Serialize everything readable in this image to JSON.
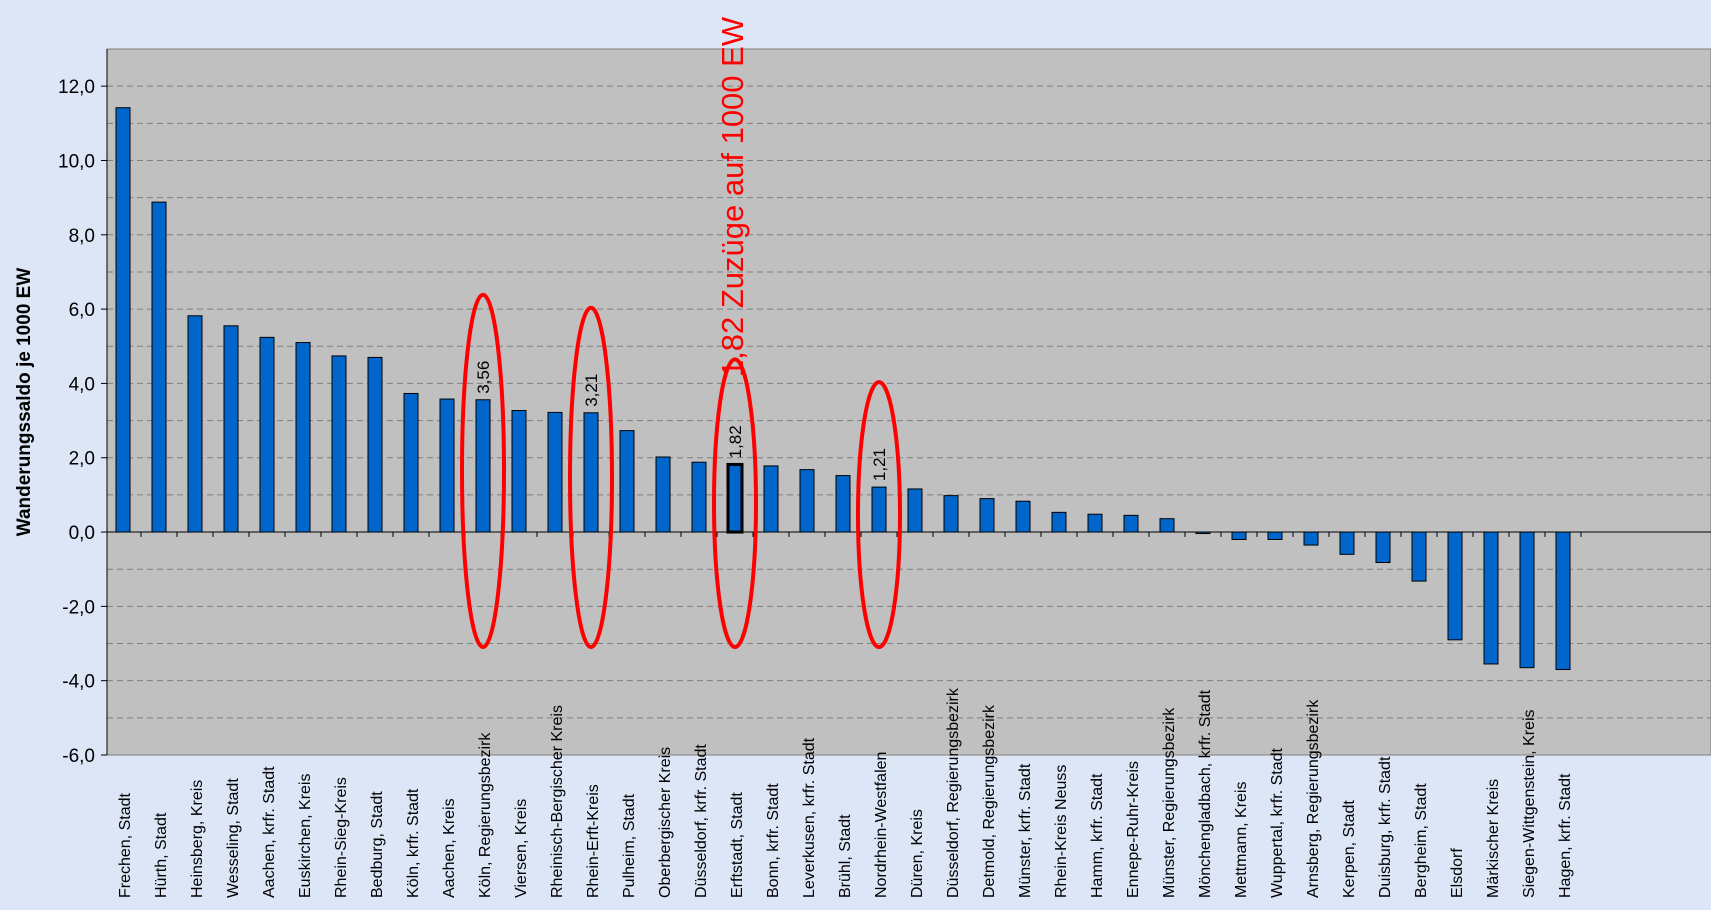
{
  "chart_data": {
    "type": "bar",
    "title": "",
    "xlabel": "",
    "ylabel": "Wanderungssaldo je 1000 EW",
    "ylim": [
      -6,
      13
    ],
    "y_ticks": [
      "12,0",
      "10,0",
      "8,0",
      "6,0",
      "4,0",
      "2,0",
      "0,0",
      "-2,0",
      "-4,0",
      "-6,0"
    ],
    "grid": true,
    "legend": "none",
    "bar_color": "#0066cc",
    "plot_background": "#c0c0c0",
    "highlight_color": "#ff0000",
    "categories": [
      "Frechen, Stadt",
      "Hürth, Stadt",
      "Heinsberg, Kreis",
      "Wesseling, Stadt",
      "Aachen, krfr. Stadt",
      "Euskirchen, Kreis",
      "Rhein-Sieg-Kreis",
      "Bedburg, Stadt",
      "Köln, krfr. Stadt",
      "Aachen, Kreis",
      "Köln, Regierungsbezirk",
      "Viersen, Kreis",
      "Rheinisch-Bergischer Kreis",
      "Rhein-Erft-Kreis",
      "Pulheim, Stadt",
      "Oberbergischer Kreis",
      "Düsseldorf, krfr. Stadt",
      "Erftstadt, Stadt",
      "Bonn, krfr. Stadt",
      "Leverkusen, krfr. Stadt",
      "Brühl, Stadt",
      "Nordrhein-Westfalen",
      "Düren, Kreis",
      "Düsseldorf, Regierungsbezirk",
      "Detmold, Regierungsbezirk",
      "Münster, krfr. Stadt",
      "Rhein-Kreis Neuss",
      "Hamm, krfr. Stadt",
      "Ennepe-Ruhr-Kreis",
      "Münster, Regierungsbezirk",
      "Mönchengladbach, krfr. Stadt",
      "Mettmann, Kreis",
      "Wuppertal, krfr. Stadt",
      "Arnsberg, Regierungsbezirk",
      "Kerpen, Stadt",
      "Duisburg, krfr. Stadt",
      "Bergheim, Stadt",
      "Elsdorf",
      "Märkischer Kreis",
      "Siegen-Wittgenstein, Kreis",
      "Hagen, krfr. Stadt"
    ],
    "values": [
      11.42,
      8.88,
      5.82,
      5.55,
      5.24,
      5.1,
      4.74,
      4.7,
      3.73,
      3.58,
      3.56,
      3.27,
      3.22,
      3.21,
      2.73,
      2.02,
      1.88,
      1.82,
      1.78,
      1.68,
      1.52,
      1.21,
      1.16,
      0.98,
      0.9,
      0.83,
      0.53,
      0.48,
      0.45,
      0.36,
      -0.04,
      -0.2,
      -0.2,
      -0.35,
      -0.6,
      -0.82,
      -1.32,
      -2.9,
      -3.55,
      -3.65,
      -3.7
    ],
    "annotations": [
      {
        "index": 10,
        "label": "3,56"
      },
      {
        "index": 13,
        "label": "3,21"
      },
      {
        "index": 17,
        "label": "1,82"
      },
      {
        "index": 21,
        "label": "1,21"
      }
    ],
    "callout": "1,82 Zuzüge auf 1000 EW",
    "emphasized_index": 17
  }
}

» THE REQUEST
Count the lines in the records above that contain the word "Regierungsbezirk", and give only that number.

» ANSWER TO THIS PROBLEM
5